:: Goal of the exercise ::
Return word for word every entry from the line containing "volume-bar bbox=[735, 859, 747, 942]" down to the line containing "candle-body bbox=[989, 217, 1001, 265]", with both of those lines included.
= = = =
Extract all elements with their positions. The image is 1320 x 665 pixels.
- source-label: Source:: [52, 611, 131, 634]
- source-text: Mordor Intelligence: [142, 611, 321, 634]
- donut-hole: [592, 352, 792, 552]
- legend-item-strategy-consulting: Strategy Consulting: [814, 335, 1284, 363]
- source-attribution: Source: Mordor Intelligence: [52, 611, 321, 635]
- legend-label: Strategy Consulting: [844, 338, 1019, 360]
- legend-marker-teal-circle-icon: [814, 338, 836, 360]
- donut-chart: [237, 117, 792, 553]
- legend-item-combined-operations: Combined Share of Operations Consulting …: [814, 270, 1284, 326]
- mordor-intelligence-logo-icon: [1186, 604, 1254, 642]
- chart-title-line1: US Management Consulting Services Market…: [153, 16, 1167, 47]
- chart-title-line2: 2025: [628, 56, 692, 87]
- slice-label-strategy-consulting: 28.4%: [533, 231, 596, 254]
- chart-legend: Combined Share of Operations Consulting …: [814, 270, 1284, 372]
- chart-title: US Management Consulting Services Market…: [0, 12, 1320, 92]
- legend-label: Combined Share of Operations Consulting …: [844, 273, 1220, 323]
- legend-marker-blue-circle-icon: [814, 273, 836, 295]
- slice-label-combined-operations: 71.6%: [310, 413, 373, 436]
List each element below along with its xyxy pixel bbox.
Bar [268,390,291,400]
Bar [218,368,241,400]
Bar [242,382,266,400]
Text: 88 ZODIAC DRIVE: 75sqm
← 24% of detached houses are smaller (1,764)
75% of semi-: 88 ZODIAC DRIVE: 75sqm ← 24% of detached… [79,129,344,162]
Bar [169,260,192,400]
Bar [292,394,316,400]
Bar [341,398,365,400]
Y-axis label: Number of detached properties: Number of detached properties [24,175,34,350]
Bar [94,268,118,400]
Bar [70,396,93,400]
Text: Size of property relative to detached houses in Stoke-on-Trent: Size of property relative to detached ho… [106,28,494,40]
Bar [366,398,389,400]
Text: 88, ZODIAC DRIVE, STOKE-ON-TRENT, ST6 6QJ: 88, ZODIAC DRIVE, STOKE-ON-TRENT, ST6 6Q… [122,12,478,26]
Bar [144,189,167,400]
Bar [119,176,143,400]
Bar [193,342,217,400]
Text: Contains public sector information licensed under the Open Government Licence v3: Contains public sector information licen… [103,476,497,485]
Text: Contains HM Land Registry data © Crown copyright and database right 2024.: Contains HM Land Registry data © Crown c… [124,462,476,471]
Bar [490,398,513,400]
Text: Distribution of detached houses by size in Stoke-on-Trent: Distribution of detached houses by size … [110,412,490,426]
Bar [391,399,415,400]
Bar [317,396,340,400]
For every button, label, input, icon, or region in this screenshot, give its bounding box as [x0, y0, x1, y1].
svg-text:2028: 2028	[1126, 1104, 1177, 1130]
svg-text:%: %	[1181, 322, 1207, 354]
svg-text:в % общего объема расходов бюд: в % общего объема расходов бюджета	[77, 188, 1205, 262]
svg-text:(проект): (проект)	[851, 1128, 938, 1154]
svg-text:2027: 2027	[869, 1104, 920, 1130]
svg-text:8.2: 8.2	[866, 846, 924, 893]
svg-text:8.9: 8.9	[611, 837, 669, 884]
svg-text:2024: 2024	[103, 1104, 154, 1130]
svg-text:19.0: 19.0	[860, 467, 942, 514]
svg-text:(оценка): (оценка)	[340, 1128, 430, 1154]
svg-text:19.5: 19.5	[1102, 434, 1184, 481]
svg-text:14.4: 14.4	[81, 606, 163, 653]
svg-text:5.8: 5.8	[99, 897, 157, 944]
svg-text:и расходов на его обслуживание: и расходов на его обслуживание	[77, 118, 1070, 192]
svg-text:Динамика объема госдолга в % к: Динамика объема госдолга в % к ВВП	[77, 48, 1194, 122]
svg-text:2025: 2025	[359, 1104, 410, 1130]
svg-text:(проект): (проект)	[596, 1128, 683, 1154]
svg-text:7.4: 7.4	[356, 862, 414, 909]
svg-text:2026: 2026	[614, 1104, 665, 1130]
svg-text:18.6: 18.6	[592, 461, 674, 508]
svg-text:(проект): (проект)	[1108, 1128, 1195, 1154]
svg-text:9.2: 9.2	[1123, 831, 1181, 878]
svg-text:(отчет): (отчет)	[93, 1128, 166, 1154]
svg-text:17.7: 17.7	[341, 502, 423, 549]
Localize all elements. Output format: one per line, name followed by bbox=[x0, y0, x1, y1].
= = = =
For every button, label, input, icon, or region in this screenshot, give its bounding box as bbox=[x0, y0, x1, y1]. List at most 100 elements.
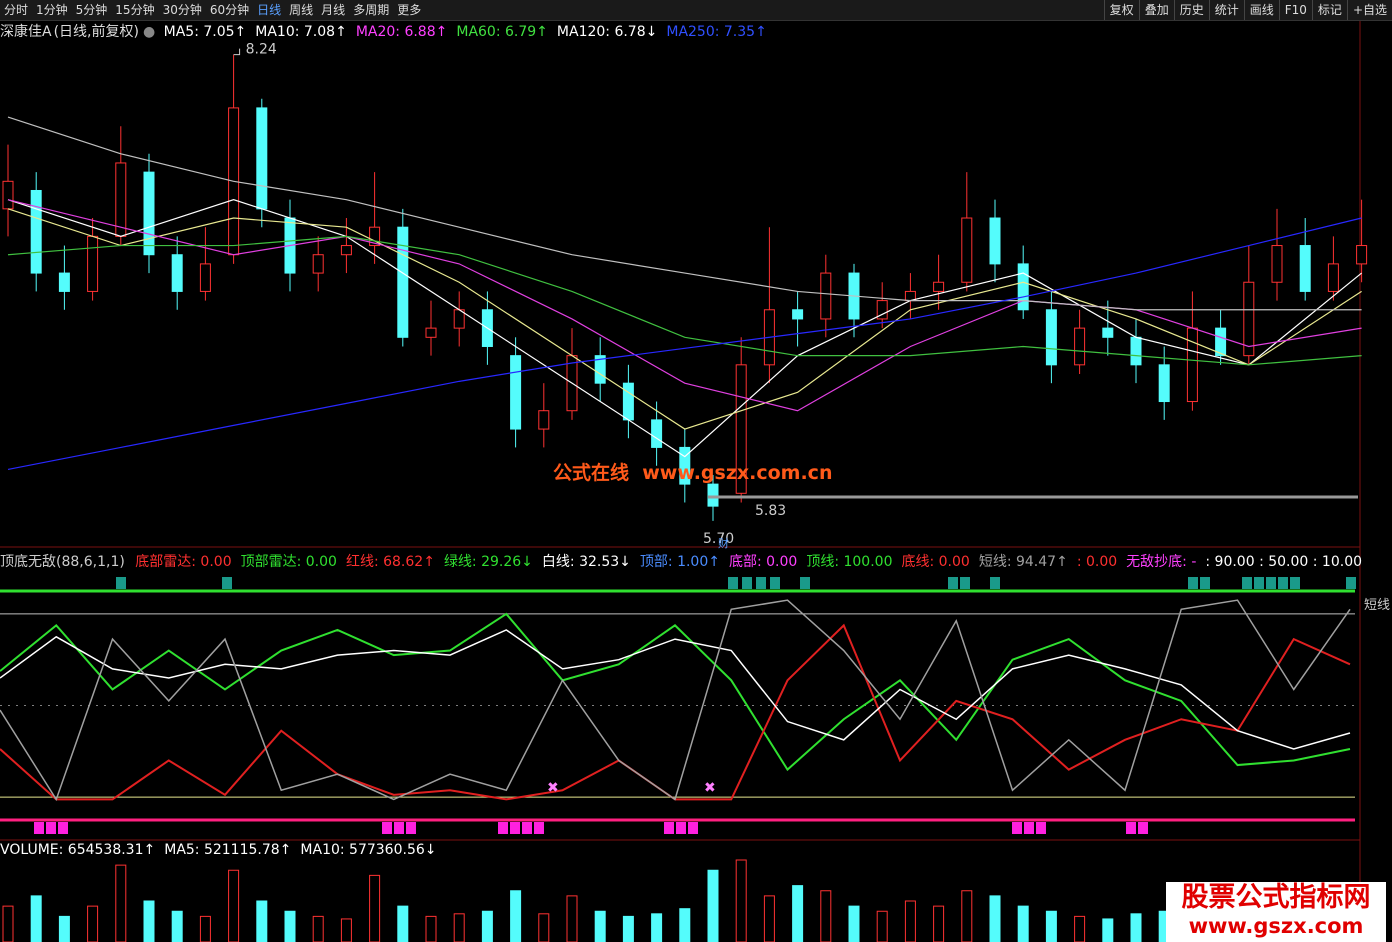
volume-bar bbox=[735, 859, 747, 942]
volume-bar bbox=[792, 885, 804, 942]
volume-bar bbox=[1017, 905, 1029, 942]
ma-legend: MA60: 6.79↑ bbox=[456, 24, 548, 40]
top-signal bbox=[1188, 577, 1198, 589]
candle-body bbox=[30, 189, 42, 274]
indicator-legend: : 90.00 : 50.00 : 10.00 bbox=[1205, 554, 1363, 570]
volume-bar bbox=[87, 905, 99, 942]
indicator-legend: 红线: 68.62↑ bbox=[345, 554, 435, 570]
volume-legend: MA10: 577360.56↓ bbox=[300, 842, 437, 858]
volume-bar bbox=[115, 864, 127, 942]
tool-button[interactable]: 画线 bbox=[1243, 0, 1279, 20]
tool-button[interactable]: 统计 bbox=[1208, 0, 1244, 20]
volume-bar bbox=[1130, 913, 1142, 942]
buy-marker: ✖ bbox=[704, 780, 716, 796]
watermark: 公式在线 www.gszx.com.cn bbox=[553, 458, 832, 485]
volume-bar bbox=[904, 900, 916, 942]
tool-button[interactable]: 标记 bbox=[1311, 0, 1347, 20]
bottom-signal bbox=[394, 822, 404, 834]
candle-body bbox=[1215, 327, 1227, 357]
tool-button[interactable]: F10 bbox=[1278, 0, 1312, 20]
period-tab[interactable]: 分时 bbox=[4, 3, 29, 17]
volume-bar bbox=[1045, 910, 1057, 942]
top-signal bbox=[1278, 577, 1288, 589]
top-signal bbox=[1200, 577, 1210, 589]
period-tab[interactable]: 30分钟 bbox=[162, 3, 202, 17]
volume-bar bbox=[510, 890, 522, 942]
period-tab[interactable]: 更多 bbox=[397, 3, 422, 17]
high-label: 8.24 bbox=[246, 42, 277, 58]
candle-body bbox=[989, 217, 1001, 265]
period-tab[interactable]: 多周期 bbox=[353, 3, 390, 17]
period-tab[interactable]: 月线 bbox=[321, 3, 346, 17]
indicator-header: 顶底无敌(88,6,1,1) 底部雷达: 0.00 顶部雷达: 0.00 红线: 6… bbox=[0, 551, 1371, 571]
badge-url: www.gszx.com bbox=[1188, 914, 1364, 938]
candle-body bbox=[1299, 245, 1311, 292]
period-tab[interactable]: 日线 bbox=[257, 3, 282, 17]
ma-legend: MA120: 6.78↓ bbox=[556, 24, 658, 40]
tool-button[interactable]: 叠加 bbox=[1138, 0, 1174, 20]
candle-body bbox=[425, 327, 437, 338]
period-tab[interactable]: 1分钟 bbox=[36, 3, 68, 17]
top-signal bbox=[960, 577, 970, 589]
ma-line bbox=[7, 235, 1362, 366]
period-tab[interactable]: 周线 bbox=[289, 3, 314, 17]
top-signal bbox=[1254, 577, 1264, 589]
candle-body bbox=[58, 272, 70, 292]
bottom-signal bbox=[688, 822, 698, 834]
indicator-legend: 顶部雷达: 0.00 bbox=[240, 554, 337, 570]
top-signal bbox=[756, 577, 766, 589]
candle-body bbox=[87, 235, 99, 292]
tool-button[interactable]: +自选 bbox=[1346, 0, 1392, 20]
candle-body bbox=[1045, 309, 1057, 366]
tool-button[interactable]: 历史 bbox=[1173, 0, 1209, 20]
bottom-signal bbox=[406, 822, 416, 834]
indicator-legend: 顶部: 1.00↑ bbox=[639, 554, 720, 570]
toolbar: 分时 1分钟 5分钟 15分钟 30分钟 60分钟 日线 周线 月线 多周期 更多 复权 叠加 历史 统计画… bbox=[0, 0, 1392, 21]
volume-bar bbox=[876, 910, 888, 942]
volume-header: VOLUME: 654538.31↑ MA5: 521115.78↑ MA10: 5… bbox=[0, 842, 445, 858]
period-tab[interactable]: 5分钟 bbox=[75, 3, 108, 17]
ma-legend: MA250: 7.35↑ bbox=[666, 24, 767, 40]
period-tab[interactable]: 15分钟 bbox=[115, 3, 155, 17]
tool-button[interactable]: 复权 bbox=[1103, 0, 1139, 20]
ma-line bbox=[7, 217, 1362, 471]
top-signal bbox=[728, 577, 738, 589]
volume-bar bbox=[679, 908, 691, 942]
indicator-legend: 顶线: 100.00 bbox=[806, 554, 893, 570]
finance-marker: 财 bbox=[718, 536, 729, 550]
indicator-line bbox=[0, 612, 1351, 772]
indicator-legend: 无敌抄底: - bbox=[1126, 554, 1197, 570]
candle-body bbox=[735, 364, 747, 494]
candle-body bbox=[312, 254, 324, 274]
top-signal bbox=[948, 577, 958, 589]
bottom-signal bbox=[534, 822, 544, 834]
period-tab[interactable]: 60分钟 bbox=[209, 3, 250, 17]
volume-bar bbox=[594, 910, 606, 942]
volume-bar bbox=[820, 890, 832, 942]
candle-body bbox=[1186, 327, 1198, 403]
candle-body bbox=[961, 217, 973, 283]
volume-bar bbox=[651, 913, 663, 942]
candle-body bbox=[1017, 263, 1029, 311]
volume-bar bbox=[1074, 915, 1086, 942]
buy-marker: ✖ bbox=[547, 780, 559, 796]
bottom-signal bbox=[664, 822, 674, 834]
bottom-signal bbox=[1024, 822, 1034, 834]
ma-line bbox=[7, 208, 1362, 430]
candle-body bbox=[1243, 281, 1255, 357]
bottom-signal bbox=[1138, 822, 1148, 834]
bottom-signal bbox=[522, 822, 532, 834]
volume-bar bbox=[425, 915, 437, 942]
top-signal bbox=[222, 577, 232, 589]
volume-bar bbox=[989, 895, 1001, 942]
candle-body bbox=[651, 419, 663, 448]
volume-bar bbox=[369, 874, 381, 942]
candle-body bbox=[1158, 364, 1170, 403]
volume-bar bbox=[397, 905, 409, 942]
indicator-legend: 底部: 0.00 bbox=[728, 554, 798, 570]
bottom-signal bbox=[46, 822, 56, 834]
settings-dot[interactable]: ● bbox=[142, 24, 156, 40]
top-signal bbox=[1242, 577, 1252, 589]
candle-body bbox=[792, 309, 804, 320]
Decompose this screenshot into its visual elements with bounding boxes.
= = = =
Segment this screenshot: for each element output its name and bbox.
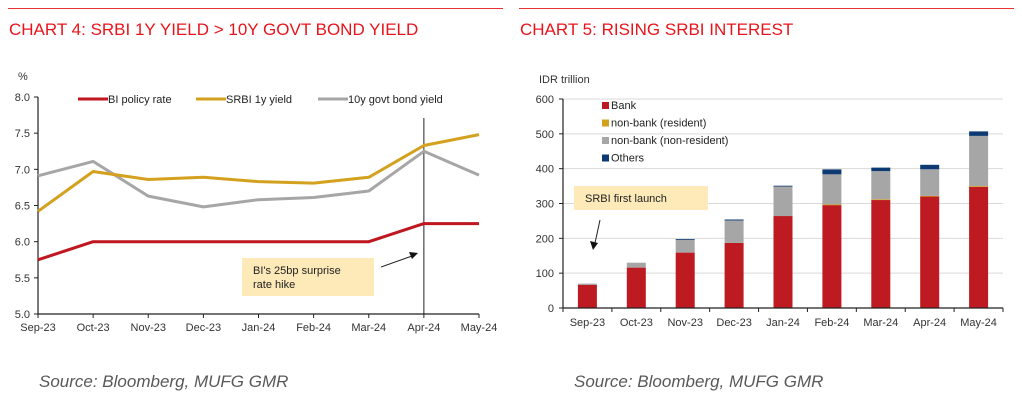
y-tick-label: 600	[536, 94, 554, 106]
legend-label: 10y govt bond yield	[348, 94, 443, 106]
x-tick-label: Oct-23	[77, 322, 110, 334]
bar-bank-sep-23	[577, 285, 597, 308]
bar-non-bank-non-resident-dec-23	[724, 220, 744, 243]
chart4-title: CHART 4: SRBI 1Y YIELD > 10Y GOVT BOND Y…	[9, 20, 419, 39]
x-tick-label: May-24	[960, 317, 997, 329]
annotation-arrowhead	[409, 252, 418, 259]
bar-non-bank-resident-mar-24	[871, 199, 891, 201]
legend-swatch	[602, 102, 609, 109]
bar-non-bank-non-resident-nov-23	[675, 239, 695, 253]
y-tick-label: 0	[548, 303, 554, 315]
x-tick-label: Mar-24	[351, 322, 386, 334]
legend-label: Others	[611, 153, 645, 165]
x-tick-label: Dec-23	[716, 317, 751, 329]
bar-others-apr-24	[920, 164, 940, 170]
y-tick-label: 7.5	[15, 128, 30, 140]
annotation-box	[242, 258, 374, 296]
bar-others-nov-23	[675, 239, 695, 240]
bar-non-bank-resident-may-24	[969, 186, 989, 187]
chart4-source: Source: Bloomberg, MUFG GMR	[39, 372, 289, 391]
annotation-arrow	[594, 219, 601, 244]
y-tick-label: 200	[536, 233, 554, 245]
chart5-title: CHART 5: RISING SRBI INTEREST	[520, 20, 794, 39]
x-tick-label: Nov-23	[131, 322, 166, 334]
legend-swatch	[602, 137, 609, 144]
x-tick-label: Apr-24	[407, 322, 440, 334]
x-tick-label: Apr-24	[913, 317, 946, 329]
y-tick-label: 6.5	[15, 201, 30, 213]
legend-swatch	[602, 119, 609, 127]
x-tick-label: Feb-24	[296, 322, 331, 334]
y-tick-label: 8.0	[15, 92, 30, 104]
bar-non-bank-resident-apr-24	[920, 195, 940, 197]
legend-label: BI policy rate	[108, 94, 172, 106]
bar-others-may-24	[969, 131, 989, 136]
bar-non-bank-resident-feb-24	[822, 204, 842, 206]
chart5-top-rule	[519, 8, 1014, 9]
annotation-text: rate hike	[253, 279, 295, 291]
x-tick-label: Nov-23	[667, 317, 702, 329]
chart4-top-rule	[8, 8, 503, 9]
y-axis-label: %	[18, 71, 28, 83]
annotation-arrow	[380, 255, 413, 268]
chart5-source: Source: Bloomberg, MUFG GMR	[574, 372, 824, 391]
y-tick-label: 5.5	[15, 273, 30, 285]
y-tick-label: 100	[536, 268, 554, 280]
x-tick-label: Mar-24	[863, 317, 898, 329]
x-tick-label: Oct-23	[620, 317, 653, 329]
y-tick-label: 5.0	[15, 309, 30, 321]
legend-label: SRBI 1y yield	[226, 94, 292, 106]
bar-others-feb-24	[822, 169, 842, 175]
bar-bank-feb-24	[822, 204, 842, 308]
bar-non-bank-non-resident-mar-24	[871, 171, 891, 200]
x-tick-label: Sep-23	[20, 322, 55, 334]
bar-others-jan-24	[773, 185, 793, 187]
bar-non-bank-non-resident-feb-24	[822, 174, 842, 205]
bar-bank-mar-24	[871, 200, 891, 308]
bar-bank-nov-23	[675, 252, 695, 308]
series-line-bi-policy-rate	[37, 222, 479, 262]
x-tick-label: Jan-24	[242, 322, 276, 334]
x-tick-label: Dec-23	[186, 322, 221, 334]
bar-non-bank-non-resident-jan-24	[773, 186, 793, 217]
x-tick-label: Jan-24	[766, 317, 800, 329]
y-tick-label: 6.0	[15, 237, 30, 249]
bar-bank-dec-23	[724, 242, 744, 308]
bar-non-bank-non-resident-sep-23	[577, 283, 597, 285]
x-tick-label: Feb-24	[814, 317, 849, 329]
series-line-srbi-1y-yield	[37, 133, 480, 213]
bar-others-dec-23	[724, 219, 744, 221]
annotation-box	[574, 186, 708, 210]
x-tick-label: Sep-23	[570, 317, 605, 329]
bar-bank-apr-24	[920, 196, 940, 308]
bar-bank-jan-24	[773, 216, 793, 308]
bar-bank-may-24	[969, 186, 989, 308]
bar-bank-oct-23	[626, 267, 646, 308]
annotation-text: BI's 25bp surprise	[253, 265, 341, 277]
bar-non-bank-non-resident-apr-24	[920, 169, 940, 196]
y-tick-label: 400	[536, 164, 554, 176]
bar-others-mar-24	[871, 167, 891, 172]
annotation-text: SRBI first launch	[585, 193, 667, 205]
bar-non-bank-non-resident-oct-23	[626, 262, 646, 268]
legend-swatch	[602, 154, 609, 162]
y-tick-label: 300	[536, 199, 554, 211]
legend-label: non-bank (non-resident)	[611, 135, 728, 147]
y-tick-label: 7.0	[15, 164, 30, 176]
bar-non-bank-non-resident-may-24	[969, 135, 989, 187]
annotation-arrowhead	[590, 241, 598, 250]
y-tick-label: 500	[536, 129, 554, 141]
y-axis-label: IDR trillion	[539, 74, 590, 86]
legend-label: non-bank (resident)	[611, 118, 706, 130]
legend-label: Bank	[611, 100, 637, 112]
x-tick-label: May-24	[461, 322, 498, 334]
= = = =
:: Answer to the exercise ::
volume-bar bbox=[735, 859, 747, 942]
volume-bar bbox=[792, 885, 804, 942]
volume-bar bbox=[1017, 905, 1029, 942]
ma-legend: MA60: 6.79↑ bbox=[456, 24, 548, 40]
top-signal bbox=[1188, 577, 1198, 589]
candle-body bbox=[30, 189, 42, 274]
indicator-legend: : 90.00 : 50.00 : 10.00 bbox=[1205, 554, 1363, 570]
volume-bar bbox=[87, 905, 99, 942]
indicator-legend: 红线: 68.62↑ bbox=[345, 554, 435, 570]
volume-legend: MA10: 577360.56↓ bbox=[300, 842, 437, 858]
volume-bar bbox=[115, 864, 127, 942]
tool-button[interactable]: 画线 bbox=[1243, 0, 1279, 20]
tool-button[interactable]: 统计 bbox=[1208, 0, 1244, 20]
volume-bar bbox=[1130, 913, 1142, 942]
buy-marker: ✖ bbox=[704, 780, 716, 796]
watermark: 公式在线 www.gszx.com.cn bbox=[553, 458, 832, 485]
volume-bar bbox=[904, 900, 916, 942]
tool-button[interactable]: 标记 bbox=[1311, 0, 1347, 20]
bottom-signal bbox=[394, 822, 404, 834]
candle-body bbox=[1215, 327, 1227, 357]
tool-button[interactable]: F10 bbox=[1278, 0, 1312, 20]
period-tab[interactable]: 分时 bbox=[4, 3, 29, 17]
volume-bar bbox=[1045, 910, 1057, 942]
top-signal bbox=[1278, 577, 1288, 589]
top-signal bbox=[1200, 577, 1210, 589]
period-tab[interactable]: 30分钟 bbox=[162, 3, 202, 17]
volume-bar bbox=[510, 890, 522, 942]
period-tab[interactable]: 更多 bbox=[397, 3, 422, 17]
high-label: 8.24 bbox=[246, 42, 277, 58]
candle-body bbox=[989, 217, 1001, 265]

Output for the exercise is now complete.